• **Problem description**
Reproduce each line exactly, including spacing and punctuation.

─── Data section

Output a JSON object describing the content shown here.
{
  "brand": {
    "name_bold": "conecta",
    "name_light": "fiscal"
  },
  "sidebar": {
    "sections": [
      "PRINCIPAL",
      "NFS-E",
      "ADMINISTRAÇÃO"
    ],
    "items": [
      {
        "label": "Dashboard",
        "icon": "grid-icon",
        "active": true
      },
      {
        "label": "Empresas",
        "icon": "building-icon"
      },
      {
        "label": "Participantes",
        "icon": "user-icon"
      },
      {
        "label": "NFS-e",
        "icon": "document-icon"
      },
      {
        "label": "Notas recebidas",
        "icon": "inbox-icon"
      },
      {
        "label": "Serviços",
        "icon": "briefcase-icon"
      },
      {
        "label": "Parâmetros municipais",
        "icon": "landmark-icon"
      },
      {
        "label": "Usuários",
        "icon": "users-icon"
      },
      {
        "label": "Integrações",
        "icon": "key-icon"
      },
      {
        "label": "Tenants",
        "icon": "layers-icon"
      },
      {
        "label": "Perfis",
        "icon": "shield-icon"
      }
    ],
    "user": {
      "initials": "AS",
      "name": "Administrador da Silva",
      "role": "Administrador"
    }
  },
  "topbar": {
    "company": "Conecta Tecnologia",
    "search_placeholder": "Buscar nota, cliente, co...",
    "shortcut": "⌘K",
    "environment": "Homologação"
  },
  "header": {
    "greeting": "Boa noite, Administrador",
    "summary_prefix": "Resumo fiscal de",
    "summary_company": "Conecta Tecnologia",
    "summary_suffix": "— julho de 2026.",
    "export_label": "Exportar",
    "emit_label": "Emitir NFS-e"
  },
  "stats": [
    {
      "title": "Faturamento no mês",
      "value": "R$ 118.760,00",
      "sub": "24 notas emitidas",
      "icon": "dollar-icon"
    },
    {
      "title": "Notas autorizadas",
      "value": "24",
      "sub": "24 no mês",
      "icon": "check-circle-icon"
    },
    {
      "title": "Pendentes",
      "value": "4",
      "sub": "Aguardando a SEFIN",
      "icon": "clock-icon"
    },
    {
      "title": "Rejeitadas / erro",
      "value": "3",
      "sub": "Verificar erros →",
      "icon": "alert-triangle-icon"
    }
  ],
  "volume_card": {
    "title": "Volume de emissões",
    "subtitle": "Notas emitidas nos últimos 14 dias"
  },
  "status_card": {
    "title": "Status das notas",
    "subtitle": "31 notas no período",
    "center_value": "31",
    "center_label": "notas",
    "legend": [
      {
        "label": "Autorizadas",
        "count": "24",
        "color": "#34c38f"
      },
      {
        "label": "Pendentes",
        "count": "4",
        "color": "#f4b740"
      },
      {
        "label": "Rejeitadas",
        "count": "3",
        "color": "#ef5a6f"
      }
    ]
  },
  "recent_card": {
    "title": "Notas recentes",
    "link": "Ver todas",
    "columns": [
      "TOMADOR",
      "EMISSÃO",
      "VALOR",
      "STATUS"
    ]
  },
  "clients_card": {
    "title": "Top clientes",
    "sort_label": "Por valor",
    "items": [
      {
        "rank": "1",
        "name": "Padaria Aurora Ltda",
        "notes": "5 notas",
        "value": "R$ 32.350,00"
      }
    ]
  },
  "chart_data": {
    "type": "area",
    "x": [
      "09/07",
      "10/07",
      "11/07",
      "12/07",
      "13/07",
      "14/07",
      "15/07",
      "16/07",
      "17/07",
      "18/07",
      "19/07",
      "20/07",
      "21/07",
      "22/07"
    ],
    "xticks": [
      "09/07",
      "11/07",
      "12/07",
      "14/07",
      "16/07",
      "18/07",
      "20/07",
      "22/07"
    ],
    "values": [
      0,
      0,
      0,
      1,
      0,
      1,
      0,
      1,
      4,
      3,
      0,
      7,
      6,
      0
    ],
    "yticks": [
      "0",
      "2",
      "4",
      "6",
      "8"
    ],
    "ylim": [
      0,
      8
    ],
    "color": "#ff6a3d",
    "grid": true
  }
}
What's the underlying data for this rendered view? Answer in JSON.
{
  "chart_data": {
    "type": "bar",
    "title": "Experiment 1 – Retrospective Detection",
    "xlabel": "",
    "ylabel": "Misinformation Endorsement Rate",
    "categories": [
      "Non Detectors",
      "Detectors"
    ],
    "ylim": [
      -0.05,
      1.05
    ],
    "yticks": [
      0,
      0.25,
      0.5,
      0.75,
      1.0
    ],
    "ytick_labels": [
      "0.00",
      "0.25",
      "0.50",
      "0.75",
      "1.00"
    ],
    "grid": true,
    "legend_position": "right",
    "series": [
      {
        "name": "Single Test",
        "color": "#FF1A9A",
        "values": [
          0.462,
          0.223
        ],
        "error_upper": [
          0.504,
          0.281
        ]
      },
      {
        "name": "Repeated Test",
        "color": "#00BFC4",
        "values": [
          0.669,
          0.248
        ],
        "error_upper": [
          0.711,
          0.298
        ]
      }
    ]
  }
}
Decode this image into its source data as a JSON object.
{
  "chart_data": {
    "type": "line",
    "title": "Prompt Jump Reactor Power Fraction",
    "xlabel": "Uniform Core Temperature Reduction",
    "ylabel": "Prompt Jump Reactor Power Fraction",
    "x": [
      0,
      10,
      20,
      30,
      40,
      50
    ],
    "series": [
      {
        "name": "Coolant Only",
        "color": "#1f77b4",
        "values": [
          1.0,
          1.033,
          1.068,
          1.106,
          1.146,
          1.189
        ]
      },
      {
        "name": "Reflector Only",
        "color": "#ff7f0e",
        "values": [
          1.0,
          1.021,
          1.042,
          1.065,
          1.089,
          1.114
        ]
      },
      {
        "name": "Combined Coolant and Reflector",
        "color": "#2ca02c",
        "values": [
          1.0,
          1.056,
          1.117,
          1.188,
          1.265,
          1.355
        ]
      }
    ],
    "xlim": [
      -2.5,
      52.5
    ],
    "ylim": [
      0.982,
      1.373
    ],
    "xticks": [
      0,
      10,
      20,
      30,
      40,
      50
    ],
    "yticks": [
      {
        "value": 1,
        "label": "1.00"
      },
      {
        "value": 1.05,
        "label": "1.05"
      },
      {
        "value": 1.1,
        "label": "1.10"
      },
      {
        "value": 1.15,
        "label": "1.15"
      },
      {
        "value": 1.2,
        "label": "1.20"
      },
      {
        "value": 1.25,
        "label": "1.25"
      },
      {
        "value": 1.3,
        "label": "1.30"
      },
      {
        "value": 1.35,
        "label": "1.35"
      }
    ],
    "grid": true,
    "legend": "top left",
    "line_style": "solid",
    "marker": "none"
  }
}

──────

• **Answer**
Output a JSON object describing the content shown here.
{
  "brand": {
    "name_bold": "conecta",
    "name_light": "fiscal"
  },
  "sidebar": {
    "sections": [
      "PRINCIPAL",
      "NFS-E",
      "ADMINISTRAÇÃO"
    ],
    "items": [
      {
        "label": "Dashboard",
        "icon": "grid-icon",
        "active": true
      },
      {
        "label": "Empresas",
        "icon": "building-icon"
      },
      {
        "label": "Participantes",
        "icon": "user-icon"
      },
      {
        "label": "NFS-e",
        "icon": "document-icon"
      },
      {
        "label": "Notas recebidas",
        "icon": "inbox-icon"
      },
      {
        "label": "Serviços",
        "icon": "briefcase-icon"
      },
      {
        "label": "Parâmetros municipais",
        "icon": "landmark-icon"
      },
      {
        "label": "Usuários",
        "icon": "users-icon"
      },
      {
        "label": "Integrações",
        "icon": "key-icon"
      },
      {
        "label": "Tenants",
        "icon": "layers-icon"
      },
      {
        "label": "Perfis",
        "icon": "shield-icon"
      }
    ],
    "user": {
      "initials": "AS",
      "name": "Administrador da Silva",
      "role": "Administrador"
    }
  },
  "topbar": {
    "company": "Conecta Tecnologia",
    "search_placeholder": "Buscar nota, cliente, co...",
    "shortcut": "⌘K",
    "environment": "Homologação"
  },
  "header": {
    "greeting": "Boa noite, Administrador",
    "summary_prefix": "Resumo fiscal de",
    "summary_company": "Conecta Tecnologia",
    "summary_suffix": "— julho de 2026.",
    "export_label": "Exportar",
    "emit_label": "Emitir NFS-e"
  },
  "stats": [
    {
      "title": "Faturamento no mês",
      "value": "R$ 118.760,00",
      "sub": "24 notas emitidas",
      "icon": "dollar-icon"
    },
    {
      "title": "Notas autorizadas",
      "value": "24",
      "sub": "24 no mês",
      "icon": "check-circle-icon"
    },
    {
      "title": "Pendentes",
      "value": "4",
      "sub": "Aguardando a SEFIN",
      "icon": "clock-icon"
    },
    {
      "title": "Rejeitadas / erro",
      "value": "3",
      "sub": "Verificar erros →",
      "icon": "alert-triangle-icon"
    }
  ],
  "volume_card": {
    "title": "Volume de emissões",
    "subtitle": "Notas emitidas nos últimos 14 dias"
  },
  "status_card": {
    "title": "Status das notas",
    "subtitle": "31 notas no período",
    "center_value": "31",
    "center_label": "notas",
    "legend": [
      {
        "label": "Autorizadas",
        "count": "24",
        "color": "#34c38f"
      },
      {
        "label": "Pendentes",
        "count": "4",
        "color": "#f4b740"
      },
      {
        "label": "Rejeitadas",
        "count": "3",
        "color": "#ef5a6f"
      }
    ]
  },
  "recent_card": {
    "title": "Notas recentes",
    "link": "Ver todas",
    "columns": [
      "TOMADOR",
      "EMISSÃO",
      "VALOR",
      "STATUS"
    ]
  },
  "clients_card": {
    "title": "Top clientes",
    "sort_label": "Por valor",
    "items": [
      {
        "rank": "1",
        "name": "Padaria Aurora Ltda",
        "notes": "5 notas",
        "value": "R$ 32.350,00"
      }
    ]
  },
  "chart_data": {
    "type": "area",
    "x": [
      "09/07",
      "10/07",
      "11/07",
      "12/07",
      "13/07",
      "14/07",
      "15/07",
      "16/07",
      "17/07",
      "18/07",
      "19/07",
      "20/07",
      "21/07",
      "22/07"
    ],
    "xticks": [
      "09/07",
      "11/07",
      "12/07",
      "14/07",
      "16/07",
      "18/07",
      "20/07",
      "22/07"
    ],
    "values": [
      0,
      0,
      0,
      1,
      0,
      1,
      0,
      1,
      4,
      3,
      0,
      7,
      6,
      0
    ],
    "yticks": [
      "0",
      "2",
      "4",
      "6",
      "8"
    ],
    "ylim": [
      0,
      8
    ],
    "color": "#ff6a3d",
    "grid": true
  }
}
What's the underlying data for this rendered view? Answer in JSON.
{
  "chart_data": {
    "type": "bar",
    "title": "Experiment 1 – Retrospective Detection",
    "xlabel": "",
    "ylabel": "Misinformation Endorsement Rate",
    "categories": [
      "Non Detectors",
      "Detectors"
    ],
    "ylim": [
      -0.05,
      1.05
    ],
    "yticks": [
      0,
      0.25,
      0.5,
      0.75,
      1.0
    ],
    "ytick_labels": [
      "0.00",
      "0.25",
      "0.50",
      "0.75",
      "1.00"
    ],
    "grid": true,
    "legend_position": "right",
    "series": [
      {
        "name": "Single Test",
        "color": "#FF1A9A",
        "values": [
          0.462,
          0.223
        ],
        "error_upper": [
          0.504,
          0.281
        ]
      },
      {
        "name": "Repeated Test",
        "color": "#00BFC4",
        "values": [
          0.669,
          0.248
        ],
        "error_upper": [
          0.711,
          0.298
        ]
      }
    ]
  }
}
Decode this image into its source data as a JSON object.
{
  "chart_data": {
    "type": "line",
    "title": "Prompt Jump Reactor Power Fraction",
    "xlabel": "Uniform Core Temperature Reduction",
    "ylabel": "Prompt Jump Reactor Power Fraction",
    "x": [
      0,
      10,
      20,
      30,
      40,
      50
    ],
    "series": [
      {
        "name": "Coolant Only",
        "color": "#1f77b4",
        "values": [
          1.0,
          1.033,
          1.068,
          1.106,
          1.146,
          1.189
        ]
      },
      {
        "name": "Reflector Only",
        "color": "#ff7f0e",
        "values": [
          1.0,
          1.021,
          1.042,
          1.065,
          1.089,
          1.114
        ]
      },
      {
        "name": "Combined Coolant and Reflector",
        "color": "#2ca02c",
        "values": [
          1.0,
          1.056,
          1.117,
          1.188,
          1.265,
          1.355
        ]
      }
    ],
    "xlim": [
      -2.5,
      52.5
    ],
    "ylim": [
      0.982,
      1.373
    ],
    "xticks": [
      0,
      10,
      20,
      30,
      40,
      50
    ],
    "yticks": [
      {
        "value": 1,
        "label": "1.00"
      },
      {
        "value": 1.05,
        "label": "1.05"
      },
      {
        "value": 1.1,
        "label": "1.10"
      },
      {
        "value": 1.15,
        "label": "1.15"
      },
      {
        "value": 1.2,
        "label": "1.20"
      },
      {
        "value": 1.25,
        "label": "1.25"
      },
      {
        "value": 1.3,
        "label": "1.30"
      },
      {
        "value": 1.35,
        "label": "1.35"
      }
    ],
    "grid": true,
    "legend": "top left",
    "line_style": "solid",
    "marker": "none"
  }
}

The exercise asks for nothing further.